Records shown >>
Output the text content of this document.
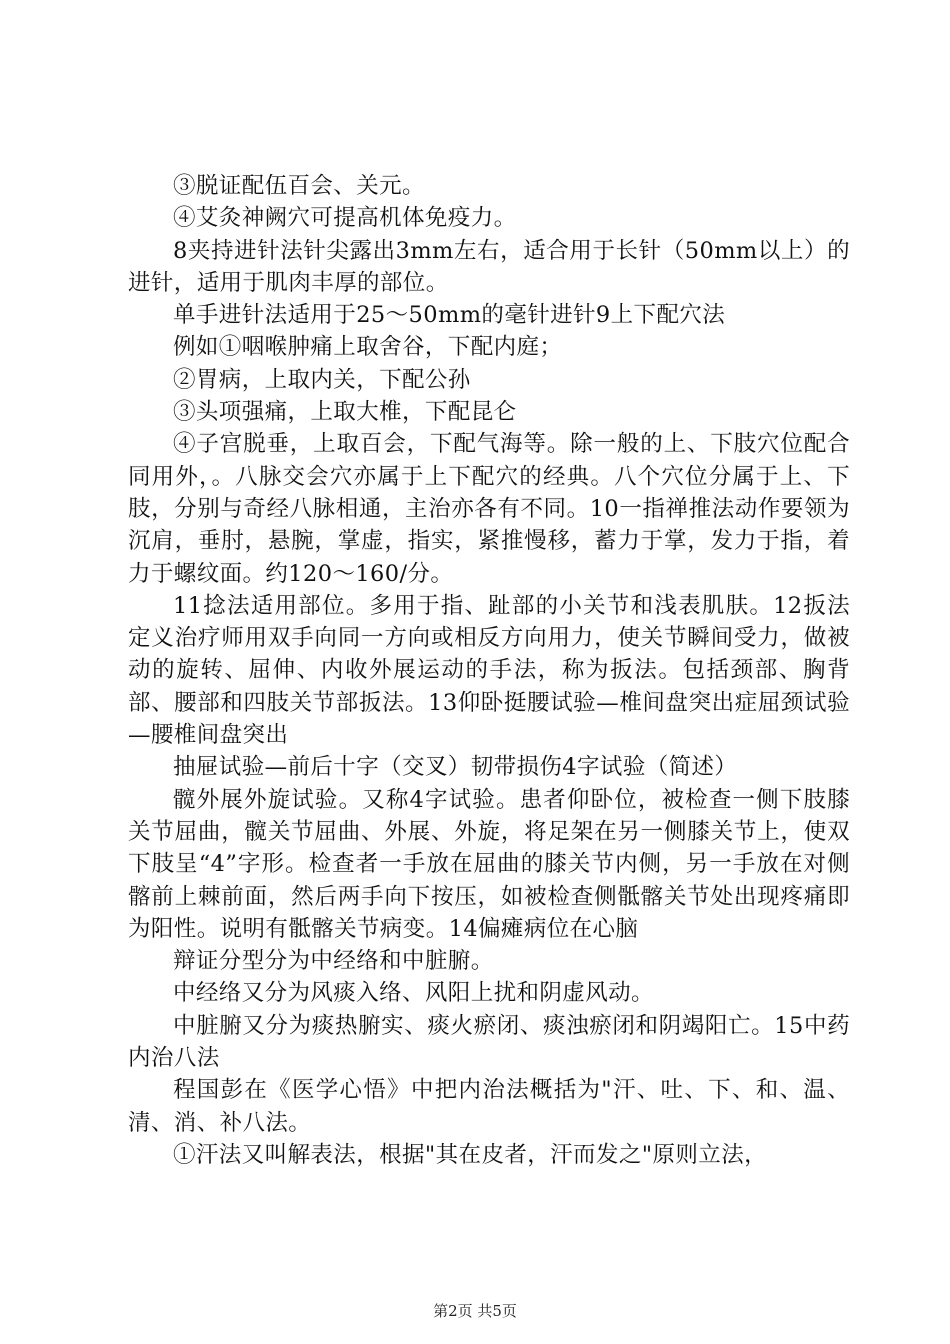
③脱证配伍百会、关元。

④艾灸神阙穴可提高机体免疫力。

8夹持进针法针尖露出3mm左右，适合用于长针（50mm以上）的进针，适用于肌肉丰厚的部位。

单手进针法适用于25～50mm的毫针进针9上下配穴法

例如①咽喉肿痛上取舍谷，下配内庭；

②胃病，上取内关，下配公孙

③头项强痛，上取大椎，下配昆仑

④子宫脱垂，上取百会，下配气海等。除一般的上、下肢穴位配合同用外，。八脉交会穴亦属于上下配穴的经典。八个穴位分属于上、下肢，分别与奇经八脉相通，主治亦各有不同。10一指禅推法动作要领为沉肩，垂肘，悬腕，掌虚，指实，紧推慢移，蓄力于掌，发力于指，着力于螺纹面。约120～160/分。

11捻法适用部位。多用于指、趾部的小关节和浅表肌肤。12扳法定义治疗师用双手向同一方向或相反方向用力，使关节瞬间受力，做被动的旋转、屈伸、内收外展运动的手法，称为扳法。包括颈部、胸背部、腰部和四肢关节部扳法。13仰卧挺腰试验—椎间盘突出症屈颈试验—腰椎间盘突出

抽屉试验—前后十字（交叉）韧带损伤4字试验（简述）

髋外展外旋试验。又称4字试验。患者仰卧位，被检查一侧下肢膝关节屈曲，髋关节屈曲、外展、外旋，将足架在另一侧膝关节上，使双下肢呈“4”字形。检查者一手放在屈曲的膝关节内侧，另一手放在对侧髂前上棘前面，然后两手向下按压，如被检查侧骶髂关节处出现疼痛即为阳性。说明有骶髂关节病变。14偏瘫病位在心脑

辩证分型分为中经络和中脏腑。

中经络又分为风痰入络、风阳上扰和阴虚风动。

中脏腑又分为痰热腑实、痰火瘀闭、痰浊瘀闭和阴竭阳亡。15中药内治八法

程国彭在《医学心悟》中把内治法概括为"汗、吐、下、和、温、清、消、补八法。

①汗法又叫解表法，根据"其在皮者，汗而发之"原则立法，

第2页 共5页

Objective >> Write the material out again exactly as it appears, dropping the pictures.

Expected answer >>
Output the text content of this document.
③脱证配伍百会、关元。

④艾灸神阙穴可提高机体免疫力。

8夹持进针法针尖露出3mm左右，适合用于长针（50mm以上）的进针，适用于肌肉丰厚的部位。

单手进针法适用于25～50mm的毫针进针9上下配穴法

例如①咽喉肿痛上取舍谷，下配内庭；

②胃病，上取内关，下配公孙

③头项强痛，上取大椎，下配昆仑

④子宫脱垂，上取百会，下配气海等。除一般的上、下肢穴位配合同用外，。八脉交会穴亦属于上下配穴的经典。八个穴位分属于上、下肢，分别与奇经八脉相通，主治亦各有不同。10一指禅推法动作要领为沉肩，垂肘，悬腕，掌虚，指实，紧推慢移，蓄力于掌，发力于指，着力于螺纹面。约120～160/分。

11捻法适用部位。多用于指、趾部的小关节和浅表肌肤。12扳法定义治疗师用双手向同一方向或相反方向用力，使关节瞬间受力，做被动的旋转、屈伸、内收外展运动的手法，称为扳法。包括颈部、胸背部、腰部和四肢关节部扳法。13仰卧挺腰试验—椎间盘突出症屈颈试验—腰椎间盘突出

抽屉试验—前后十字（交叉）韧带损伤4字试验（简述）

髋外展外旋试验。又称4字试验。患者仰卧位，被检查一侧下肢膝关节屈曲，髋关节屈曲、外展、外旋，将足架在另一侧膝关节上，使双下肢呈“4”字形。检查者一手放在屈曲的膝关节内侧，另一手放在对侧髂前上棘前面，然后两手向下按压，如被检查侧骶髂关节处出现疼痛即为阳性。说明有骶髂关节病变。14偏瘫病位在心脑

辩证分型分为中经络和中脏腑。

中经络又分为风痰入络、风阳上扰和阴虚风动。

中脏腑又分为痰热腑实、痰火瘀闭、痰浊瘀闭和阴竭阳亡。15中药内治八法

程国彭在《医学心悟》中把内治法概括为"汗、吐、下、和、温、清、消、补八法。

①汗法又叫解表法，根据"其在皮者，汗而发之"原则立法，

第2页 共5页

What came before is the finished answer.